SHORT TASK: Word for word, restate every line of the material.

RECORDS TO USE:
__________

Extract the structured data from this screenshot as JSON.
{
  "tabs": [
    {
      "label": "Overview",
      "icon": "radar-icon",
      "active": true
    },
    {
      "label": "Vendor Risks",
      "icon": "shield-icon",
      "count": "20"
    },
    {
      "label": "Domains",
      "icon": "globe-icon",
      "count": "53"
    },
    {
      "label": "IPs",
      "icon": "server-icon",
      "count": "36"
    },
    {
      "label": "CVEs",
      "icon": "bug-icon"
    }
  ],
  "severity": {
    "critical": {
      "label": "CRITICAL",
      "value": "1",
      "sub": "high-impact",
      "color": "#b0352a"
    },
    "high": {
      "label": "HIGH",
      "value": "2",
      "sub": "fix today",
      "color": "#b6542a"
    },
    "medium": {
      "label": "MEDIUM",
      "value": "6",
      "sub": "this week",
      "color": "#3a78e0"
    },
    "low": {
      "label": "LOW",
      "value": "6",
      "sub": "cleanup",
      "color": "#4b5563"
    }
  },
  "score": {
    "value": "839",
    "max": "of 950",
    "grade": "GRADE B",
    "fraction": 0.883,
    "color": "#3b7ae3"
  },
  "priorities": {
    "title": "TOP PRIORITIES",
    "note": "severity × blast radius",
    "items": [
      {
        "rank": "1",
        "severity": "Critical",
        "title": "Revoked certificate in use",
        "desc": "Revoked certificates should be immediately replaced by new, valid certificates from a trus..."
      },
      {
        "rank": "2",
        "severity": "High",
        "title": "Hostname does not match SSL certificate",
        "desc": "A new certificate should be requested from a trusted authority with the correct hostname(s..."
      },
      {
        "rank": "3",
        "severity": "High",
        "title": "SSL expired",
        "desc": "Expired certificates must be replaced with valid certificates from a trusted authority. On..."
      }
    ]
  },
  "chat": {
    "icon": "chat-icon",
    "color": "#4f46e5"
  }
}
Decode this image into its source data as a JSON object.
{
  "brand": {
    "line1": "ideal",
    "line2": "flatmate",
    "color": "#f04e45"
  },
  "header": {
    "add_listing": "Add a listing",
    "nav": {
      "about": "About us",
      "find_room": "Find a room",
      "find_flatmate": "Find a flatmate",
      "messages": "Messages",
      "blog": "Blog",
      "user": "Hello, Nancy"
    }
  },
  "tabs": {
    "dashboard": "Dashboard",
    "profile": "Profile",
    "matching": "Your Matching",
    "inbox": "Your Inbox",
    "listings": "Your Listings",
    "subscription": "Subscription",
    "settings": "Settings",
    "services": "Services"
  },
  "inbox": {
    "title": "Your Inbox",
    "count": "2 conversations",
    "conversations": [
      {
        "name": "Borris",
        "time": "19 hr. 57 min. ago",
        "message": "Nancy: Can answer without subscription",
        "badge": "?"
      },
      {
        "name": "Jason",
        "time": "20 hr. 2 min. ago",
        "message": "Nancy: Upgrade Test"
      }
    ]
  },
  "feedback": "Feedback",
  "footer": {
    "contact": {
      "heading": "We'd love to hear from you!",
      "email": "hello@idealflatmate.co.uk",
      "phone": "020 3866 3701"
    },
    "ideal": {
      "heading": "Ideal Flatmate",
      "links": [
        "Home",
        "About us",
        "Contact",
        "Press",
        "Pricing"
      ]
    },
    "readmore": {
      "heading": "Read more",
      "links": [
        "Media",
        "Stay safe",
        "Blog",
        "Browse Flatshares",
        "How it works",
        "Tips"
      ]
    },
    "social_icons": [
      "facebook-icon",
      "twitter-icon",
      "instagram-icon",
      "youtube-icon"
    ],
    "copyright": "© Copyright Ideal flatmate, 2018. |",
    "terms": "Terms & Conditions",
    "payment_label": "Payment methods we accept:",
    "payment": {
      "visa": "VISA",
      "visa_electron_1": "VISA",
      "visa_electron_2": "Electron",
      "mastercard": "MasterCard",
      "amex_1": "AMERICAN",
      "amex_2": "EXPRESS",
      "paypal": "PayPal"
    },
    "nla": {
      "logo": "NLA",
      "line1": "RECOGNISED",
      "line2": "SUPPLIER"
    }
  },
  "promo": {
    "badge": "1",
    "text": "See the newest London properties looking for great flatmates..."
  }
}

__________

THE OUTPUT:
Extract the structured data from this screenshot as JSON.
{
  "tabs": [
    {
      "label": "Overview",
      "icon": "radar-icon",
      "active": true
    },
    {
      "label": "Vendor Risks",
      "icon": "shield-icon",
      "count": "20"
    },
    {
      "label": "Domains",
      "icon": "globe-icon",
      "count": "53"
    },
    {
      "label": "IPs",
      "icon": "server-icon",
      "count": "36"
    },
    {
      "label": "CVEs",
      "icon": "bug-icon"
    }
  ],
  "severity": {
    "critical": {
      "label": "CRITICAL",
      "value": "1",
      "sub": "high-impact",
      "color": "#b0352a"
    },
    "high": {
      "label": "HIGH",
      "value": "2",
      "sub": "fix today",
      "color": "#b6542a"
    },
    "medium": {
      "label": "MEDIUM",
      "value": "6",
      "sub": "this week",
      "color": "#3a78e0"
    },
    "low": {
      "label": "LOW",
      "value": "6",
      "sub": "cleanup",
      "color": "#4b5563"
    }
  },
  "score": {
    "value": "839",
    "max": "of 950",
    "grade": "GRADE B",
    "fraction": 0.883,
    "color": "#3b7ae3"
  },
  "priorities": {
    "title": "TOP PRIORITIES",
    "note": "severity × blast radius",
    "items": [
      {
        "rank": "1",
        "severity": "Critical",
        "title": "Revoked certificate in use",
        "desc": "Revoked certificates should be immediately replaced by new, valid certificates from a trus..."
      },
      {
        "rank": "2",
        "severity": "High",
        "title": "Hostname does not match SSL certificate",
        "desc": "A new certificate should be requested from a trusted authority with the correct hostname(s..."
      },
      {
        "rank": "3",
        "severity": "High",
        "title": "SSL expired",
        "desc": "Expired certificates must be replaced with valid certificates from a trusted authority. On..."
      }
    ]
  },
  "chat": {
    "icon": "chat-icon",
    "color": "#4f46e5"
  }
}
Decode this image into its source data as a JSON object.
{
  "brand": {
    "line1": "ideal",
    "line2": "flatmate",
    "color": "#f04e45"
  },
  "header": {
    "add_listing": "Add a listing",
    "nav": {
      "about": "About us",
      "find_room": "Find a room",
      "find_flatmate": "Find a flatmate",
      "messages": "Messages",
      "blog": "Blog",
      "user": "Hello, Nancy"
    }
  },
  "tabs": {
    "dashboard": "Dashboard",
    "profile": "Profile",
    "matching": "Your Matching",
    "inbox": "Your Inbox",
    "listings": "Your Listings",
    "subscription": "Subscription",
    "settings": "Settings",
    "services": "Services"
  },
  "inbox": {
    "title": "Your Inbox",
    "count": "2 conversations",
    "conversations": [
      {
        "name": "Borris",
        "time": "19 hr. 57 min. ago",
        "message": "Nancy: Can answer without subscription",
        "badge": "?"
      },
      {
        "name": "Jason",
        "time": "20 hr. 2 min. ago",
        "message": "Nancy: Upgrade Test"
      }
    ]
  },
  "feedback": "Feedback",
  "footer": {
    "contact": {
      "heading": "We'd love to hear from you!",
      "email": "hello@idealflatmate.co.uk",
      "phone": "020 3866 3701"
    },
    "ideal": {
      "heading": "Ideal Flatmate",
      "links": [
        "Home",
        "About us",
        "Contact",
        "Press",
        "Pricing"
      ]
    },
    "readmore": {
      "heading": "Read more",
      "links": [
        "Media",
        "Stay safe",
        "Blog",
        "Browse Flatshares",
        "How it works",
        "Tips"
      ]
    },
    "social_icons": [
      "facebook-icon",
      "twitter-icon",
      "instagram-icon",
      "youtube-icon"
    ],
    "copyright": "© Copyright Ideal flatmate, 2018. |",
    "terms": "Terms & Conditions",
    "payment_label": "Payment methods we accept:",
    "payment": {
      "visa": "VISA",
      "visa_electron_1": "VISA",
      "visa_electron_2": "Electron",
      "mastercard": "MasterCard",
      "amex_1": "AMERICAN",
      "amex_2": "EXPRESS",
      "paypal": "PayPal"
    },
    "nla": {
      "logo": "NLA",
      "line1": "RECOGNISED",
      "line2": "SUPPLIER"
    }
  },
  "promo": {
    "badge": "1",
    "text": "See the newest London properties looking for great flatmates..."
  }
}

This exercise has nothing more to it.